Show each line from the listing that includes the word "content".

------ Records shown ------

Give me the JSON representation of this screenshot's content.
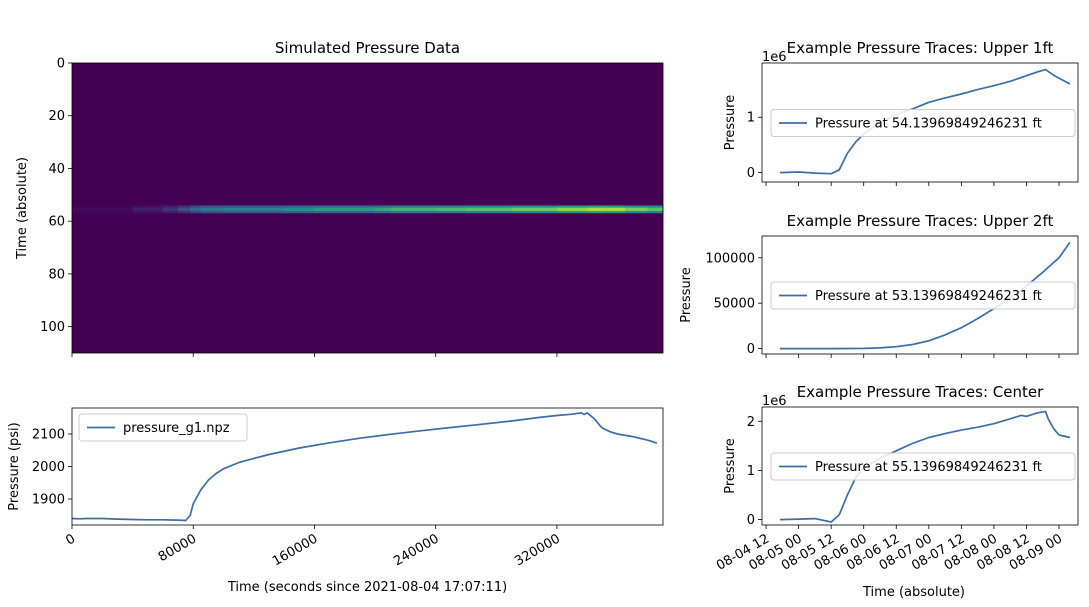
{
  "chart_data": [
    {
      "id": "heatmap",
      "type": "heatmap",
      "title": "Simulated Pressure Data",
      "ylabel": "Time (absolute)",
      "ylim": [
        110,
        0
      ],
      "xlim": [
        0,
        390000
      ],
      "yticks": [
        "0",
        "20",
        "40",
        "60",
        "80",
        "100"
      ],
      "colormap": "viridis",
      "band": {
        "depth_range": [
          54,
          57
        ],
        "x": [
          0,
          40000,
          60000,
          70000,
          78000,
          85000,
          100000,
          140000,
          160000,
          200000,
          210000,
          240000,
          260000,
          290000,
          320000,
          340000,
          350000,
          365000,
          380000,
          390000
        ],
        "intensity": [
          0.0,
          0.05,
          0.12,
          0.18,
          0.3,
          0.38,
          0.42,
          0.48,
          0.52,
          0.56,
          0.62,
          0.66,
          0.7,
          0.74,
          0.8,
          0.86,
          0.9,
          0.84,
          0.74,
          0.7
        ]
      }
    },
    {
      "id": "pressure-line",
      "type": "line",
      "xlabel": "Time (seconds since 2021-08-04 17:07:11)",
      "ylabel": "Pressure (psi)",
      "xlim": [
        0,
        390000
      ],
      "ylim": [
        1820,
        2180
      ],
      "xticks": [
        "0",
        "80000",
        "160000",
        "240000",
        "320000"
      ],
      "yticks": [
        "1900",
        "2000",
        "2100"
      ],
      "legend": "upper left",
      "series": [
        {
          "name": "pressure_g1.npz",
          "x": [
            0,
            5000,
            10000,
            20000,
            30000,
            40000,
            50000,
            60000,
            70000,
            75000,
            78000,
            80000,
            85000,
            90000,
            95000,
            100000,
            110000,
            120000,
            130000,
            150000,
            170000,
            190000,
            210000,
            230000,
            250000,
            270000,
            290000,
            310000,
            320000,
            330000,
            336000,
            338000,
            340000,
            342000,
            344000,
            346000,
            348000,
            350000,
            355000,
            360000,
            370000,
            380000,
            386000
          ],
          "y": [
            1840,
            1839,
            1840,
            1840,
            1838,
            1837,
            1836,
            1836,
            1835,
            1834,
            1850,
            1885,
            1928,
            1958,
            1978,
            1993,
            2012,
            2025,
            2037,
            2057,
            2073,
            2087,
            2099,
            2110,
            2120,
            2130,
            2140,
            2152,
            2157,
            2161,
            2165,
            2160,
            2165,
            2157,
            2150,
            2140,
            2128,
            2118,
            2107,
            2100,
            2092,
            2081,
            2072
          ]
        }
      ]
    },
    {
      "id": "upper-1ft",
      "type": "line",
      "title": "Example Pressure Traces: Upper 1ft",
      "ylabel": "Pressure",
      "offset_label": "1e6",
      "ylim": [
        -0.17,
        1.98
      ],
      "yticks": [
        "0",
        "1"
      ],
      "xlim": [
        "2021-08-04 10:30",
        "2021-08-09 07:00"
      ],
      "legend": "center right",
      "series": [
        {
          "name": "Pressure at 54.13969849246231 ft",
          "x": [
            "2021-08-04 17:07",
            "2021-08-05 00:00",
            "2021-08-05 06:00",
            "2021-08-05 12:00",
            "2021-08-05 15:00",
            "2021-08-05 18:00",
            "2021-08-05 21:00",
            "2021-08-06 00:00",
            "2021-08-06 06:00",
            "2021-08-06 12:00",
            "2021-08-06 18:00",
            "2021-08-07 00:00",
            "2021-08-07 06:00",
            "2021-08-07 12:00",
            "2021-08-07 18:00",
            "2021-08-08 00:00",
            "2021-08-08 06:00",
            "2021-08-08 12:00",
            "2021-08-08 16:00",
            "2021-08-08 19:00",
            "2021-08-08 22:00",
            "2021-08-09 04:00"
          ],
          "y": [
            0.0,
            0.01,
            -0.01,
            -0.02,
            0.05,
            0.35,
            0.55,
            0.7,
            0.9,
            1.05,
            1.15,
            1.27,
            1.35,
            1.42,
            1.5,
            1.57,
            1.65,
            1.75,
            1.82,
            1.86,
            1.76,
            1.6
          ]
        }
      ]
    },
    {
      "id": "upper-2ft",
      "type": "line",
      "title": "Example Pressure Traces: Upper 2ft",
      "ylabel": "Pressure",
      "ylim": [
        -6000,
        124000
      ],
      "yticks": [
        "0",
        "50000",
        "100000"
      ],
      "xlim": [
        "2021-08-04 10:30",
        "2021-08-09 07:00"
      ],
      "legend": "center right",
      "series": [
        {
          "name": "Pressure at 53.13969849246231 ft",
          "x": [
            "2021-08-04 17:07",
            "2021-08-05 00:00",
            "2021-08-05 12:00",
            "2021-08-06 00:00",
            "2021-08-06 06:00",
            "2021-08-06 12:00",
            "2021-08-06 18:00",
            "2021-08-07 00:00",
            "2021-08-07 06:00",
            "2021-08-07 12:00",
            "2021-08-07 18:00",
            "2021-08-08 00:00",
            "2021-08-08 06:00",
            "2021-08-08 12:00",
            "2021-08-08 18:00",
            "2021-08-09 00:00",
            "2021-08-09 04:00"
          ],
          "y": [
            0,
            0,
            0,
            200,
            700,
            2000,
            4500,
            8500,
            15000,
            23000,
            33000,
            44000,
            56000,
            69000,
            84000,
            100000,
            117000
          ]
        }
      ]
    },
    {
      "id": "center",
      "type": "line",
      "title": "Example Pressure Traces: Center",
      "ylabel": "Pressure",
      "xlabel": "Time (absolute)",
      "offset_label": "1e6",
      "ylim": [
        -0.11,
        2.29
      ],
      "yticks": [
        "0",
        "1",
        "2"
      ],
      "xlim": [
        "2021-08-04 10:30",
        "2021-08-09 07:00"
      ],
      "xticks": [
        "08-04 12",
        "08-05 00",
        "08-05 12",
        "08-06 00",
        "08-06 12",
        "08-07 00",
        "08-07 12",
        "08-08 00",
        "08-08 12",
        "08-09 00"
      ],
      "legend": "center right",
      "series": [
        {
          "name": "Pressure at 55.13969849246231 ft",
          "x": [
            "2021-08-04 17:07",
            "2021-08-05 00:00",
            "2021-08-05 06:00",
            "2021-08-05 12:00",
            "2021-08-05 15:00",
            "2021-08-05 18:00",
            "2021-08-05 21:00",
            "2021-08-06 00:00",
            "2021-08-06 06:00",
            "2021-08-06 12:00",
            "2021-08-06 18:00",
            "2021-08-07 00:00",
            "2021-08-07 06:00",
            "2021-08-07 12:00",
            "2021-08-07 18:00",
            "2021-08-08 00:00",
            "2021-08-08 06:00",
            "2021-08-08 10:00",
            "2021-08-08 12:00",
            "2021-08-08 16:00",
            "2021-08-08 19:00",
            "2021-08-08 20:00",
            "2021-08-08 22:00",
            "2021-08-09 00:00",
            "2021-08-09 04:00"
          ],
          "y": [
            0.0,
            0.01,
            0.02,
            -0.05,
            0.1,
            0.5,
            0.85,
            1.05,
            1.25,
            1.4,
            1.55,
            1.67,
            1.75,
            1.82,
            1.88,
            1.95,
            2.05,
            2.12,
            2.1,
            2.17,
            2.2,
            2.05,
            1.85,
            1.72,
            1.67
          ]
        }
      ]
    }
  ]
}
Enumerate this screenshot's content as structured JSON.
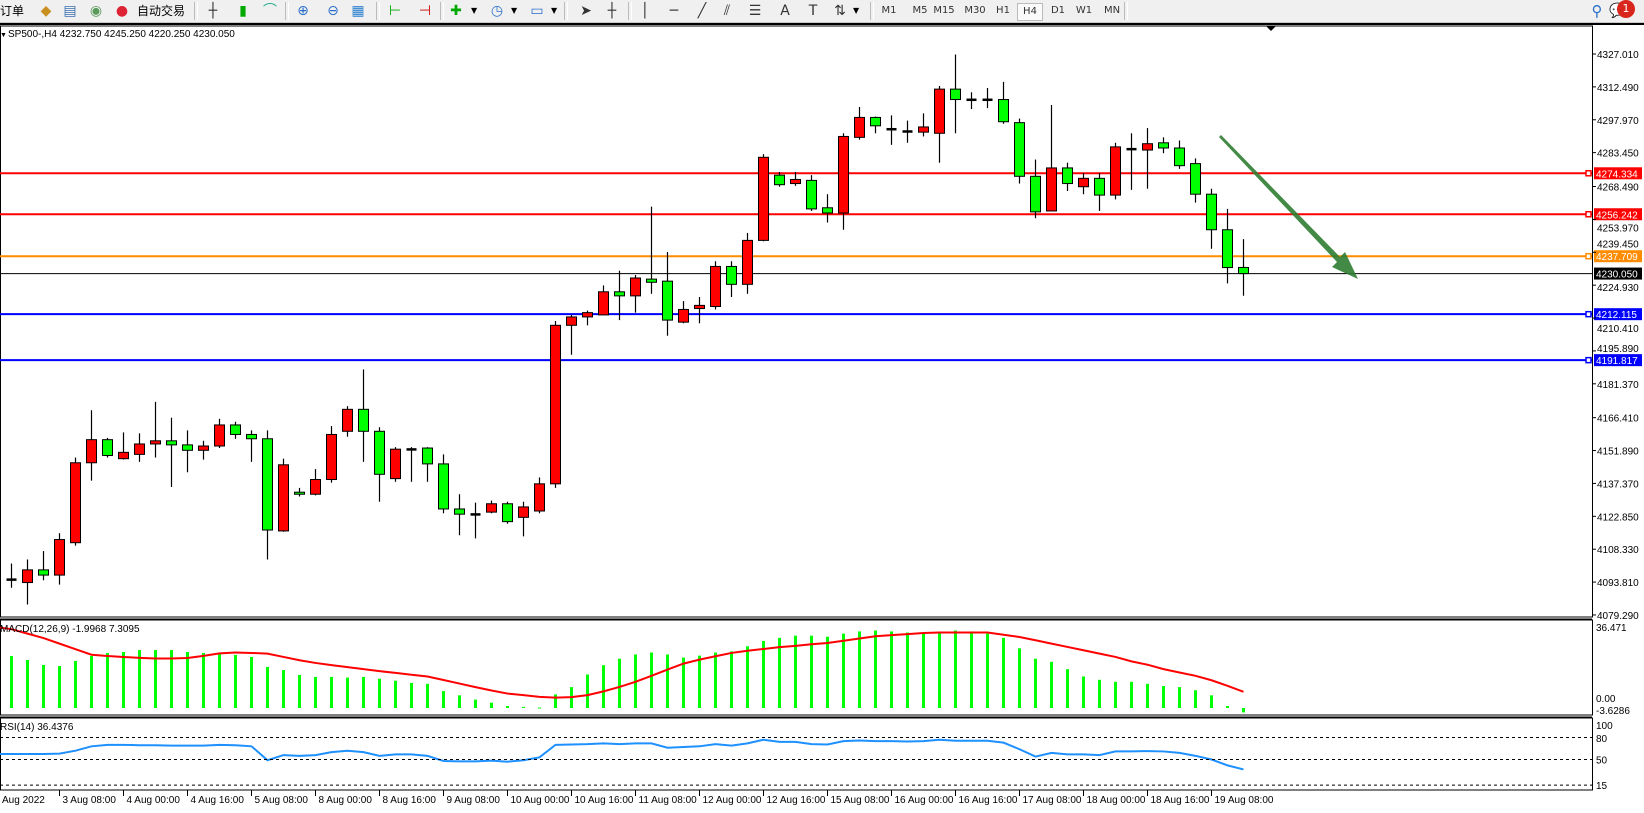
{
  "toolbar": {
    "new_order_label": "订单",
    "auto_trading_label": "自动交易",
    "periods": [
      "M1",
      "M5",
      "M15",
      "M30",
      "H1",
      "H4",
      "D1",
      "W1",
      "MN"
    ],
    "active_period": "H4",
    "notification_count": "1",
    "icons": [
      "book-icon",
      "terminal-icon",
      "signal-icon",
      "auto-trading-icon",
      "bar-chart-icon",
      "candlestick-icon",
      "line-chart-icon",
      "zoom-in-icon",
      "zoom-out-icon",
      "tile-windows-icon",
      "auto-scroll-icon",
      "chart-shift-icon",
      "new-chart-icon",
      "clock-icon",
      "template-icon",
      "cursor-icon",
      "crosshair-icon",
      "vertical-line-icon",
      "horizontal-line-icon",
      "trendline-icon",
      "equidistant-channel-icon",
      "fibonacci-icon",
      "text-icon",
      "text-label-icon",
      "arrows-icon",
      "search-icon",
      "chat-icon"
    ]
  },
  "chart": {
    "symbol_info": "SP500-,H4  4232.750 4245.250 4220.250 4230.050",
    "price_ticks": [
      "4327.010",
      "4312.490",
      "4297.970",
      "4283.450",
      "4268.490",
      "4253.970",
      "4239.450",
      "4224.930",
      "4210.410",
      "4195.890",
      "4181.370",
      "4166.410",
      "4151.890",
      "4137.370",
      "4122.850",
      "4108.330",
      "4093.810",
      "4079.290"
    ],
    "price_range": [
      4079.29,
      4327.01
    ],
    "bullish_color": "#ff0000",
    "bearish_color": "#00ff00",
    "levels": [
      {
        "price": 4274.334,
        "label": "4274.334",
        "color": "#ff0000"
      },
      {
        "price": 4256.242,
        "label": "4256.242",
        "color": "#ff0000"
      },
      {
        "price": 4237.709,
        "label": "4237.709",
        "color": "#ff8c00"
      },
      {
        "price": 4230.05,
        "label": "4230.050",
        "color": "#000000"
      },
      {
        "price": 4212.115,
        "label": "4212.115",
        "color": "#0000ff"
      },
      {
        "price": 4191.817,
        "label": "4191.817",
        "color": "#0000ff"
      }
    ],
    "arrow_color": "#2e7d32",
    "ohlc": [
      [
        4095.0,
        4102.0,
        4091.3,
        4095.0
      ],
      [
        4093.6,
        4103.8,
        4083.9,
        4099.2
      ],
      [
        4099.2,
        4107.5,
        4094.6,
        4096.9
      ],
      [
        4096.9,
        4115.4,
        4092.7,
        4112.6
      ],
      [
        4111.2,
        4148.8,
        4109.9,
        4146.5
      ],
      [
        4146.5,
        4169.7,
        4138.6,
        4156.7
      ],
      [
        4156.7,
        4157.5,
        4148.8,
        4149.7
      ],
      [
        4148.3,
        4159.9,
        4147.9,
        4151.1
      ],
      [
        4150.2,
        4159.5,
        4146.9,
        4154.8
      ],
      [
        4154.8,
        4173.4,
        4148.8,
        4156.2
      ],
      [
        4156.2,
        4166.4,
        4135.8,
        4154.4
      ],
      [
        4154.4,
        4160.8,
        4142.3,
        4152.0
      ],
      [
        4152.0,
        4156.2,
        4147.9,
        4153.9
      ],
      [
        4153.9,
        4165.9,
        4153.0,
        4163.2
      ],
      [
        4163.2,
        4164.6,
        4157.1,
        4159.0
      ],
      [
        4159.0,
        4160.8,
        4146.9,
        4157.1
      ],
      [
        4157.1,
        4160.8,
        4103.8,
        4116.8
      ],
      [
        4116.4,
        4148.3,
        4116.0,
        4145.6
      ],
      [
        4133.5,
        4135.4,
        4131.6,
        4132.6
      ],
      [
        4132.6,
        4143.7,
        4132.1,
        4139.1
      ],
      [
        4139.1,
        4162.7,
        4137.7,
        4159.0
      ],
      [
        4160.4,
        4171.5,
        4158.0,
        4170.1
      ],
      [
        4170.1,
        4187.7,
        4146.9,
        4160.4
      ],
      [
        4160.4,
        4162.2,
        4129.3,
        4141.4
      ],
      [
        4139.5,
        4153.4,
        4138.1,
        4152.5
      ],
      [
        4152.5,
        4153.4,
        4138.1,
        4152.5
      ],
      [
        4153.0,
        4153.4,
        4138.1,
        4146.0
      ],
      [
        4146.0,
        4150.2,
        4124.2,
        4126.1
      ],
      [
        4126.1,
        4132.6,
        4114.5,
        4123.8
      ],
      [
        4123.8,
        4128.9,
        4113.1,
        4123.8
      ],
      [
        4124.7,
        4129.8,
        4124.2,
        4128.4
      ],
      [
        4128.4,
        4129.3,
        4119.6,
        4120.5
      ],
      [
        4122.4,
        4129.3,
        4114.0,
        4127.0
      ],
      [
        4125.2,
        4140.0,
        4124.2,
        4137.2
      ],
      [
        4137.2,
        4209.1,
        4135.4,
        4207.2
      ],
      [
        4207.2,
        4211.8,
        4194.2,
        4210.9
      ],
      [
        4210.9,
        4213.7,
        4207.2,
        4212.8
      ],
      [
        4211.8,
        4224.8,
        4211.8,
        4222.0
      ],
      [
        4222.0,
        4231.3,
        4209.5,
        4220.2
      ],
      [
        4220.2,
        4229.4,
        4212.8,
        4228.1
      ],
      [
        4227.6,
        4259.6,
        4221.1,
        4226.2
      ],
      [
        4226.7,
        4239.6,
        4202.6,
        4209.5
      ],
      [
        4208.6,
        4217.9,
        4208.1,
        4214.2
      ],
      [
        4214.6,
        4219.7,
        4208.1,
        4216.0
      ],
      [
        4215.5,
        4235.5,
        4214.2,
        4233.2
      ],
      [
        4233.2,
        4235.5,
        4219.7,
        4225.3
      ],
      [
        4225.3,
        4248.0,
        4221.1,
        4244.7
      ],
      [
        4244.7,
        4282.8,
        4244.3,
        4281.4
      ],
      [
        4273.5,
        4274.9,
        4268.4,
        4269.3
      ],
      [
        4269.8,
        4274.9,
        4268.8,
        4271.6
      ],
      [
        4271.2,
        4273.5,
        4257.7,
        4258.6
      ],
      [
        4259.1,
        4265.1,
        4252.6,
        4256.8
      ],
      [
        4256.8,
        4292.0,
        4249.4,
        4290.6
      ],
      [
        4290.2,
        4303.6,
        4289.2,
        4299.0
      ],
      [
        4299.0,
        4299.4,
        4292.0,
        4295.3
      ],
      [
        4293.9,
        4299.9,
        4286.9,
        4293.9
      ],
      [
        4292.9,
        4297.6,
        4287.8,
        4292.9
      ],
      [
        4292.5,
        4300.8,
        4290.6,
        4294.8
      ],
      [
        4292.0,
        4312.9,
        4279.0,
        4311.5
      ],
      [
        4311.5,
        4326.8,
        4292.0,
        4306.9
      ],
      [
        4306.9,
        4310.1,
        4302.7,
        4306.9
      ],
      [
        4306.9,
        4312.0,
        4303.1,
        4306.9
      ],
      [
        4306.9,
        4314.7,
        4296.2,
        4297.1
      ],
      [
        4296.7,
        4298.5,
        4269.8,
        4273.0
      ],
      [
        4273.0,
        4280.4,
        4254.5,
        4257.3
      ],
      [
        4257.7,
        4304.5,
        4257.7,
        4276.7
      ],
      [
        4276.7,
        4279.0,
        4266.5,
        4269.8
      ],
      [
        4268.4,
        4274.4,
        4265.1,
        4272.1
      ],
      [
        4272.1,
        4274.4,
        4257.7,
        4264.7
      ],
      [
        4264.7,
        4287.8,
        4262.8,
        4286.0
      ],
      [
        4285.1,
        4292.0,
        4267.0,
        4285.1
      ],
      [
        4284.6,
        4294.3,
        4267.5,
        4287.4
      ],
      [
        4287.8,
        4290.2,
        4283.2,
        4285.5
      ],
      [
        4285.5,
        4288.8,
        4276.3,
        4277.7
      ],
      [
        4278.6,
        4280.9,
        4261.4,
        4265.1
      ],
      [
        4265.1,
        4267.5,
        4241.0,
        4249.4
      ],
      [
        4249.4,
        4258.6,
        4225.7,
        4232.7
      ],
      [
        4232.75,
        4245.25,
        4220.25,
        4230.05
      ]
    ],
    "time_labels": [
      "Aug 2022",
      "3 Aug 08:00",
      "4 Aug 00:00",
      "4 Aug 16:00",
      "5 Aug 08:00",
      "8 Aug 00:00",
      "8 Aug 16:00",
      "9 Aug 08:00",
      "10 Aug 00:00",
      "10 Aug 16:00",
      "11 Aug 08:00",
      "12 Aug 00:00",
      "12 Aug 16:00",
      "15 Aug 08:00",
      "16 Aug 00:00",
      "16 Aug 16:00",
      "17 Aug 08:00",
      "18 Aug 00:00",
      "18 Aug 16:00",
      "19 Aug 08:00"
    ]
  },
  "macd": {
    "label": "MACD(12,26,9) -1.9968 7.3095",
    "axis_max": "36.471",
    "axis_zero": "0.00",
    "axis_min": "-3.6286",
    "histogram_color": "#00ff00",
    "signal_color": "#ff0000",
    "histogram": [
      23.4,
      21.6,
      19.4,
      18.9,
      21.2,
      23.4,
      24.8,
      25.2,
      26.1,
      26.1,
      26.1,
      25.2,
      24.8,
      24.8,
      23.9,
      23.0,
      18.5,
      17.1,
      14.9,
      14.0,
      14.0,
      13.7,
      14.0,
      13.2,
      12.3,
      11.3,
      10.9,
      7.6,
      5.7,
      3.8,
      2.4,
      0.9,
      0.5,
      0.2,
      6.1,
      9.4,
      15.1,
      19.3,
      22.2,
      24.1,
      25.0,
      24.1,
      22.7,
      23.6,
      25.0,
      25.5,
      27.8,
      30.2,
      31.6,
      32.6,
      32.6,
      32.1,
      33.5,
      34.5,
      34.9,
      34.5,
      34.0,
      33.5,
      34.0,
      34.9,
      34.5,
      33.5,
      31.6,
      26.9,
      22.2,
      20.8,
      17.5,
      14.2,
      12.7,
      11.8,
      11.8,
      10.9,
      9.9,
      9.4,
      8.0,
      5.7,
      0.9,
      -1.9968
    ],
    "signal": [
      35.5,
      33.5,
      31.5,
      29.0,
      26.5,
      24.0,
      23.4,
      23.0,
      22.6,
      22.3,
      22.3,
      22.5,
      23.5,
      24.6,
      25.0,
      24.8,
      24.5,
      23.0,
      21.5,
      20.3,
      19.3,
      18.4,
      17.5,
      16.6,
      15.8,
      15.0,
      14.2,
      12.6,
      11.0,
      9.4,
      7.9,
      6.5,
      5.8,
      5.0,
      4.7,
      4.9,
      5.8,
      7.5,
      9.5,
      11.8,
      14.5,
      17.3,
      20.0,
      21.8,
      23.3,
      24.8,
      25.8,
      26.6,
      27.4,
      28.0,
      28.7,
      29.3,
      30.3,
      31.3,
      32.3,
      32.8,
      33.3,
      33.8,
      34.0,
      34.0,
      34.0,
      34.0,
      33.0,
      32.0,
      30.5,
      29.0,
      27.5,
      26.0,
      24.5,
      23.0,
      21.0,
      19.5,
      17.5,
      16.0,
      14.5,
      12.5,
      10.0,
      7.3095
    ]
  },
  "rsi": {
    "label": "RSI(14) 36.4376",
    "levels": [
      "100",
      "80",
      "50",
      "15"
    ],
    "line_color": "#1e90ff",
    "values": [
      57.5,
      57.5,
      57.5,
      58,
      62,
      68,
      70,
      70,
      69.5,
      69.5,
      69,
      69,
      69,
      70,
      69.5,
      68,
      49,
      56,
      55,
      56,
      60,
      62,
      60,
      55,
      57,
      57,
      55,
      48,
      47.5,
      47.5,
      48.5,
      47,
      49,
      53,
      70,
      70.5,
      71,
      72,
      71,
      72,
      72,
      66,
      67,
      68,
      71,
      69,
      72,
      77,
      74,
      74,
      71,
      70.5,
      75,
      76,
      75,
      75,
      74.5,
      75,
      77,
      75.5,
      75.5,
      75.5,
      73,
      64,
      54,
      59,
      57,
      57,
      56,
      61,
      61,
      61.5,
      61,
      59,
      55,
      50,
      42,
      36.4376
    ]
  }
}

------

▶ **Final answer**:
Give me the JSON representation of this screenshot's content.
Enumerate this screenshot's content as structured JSON.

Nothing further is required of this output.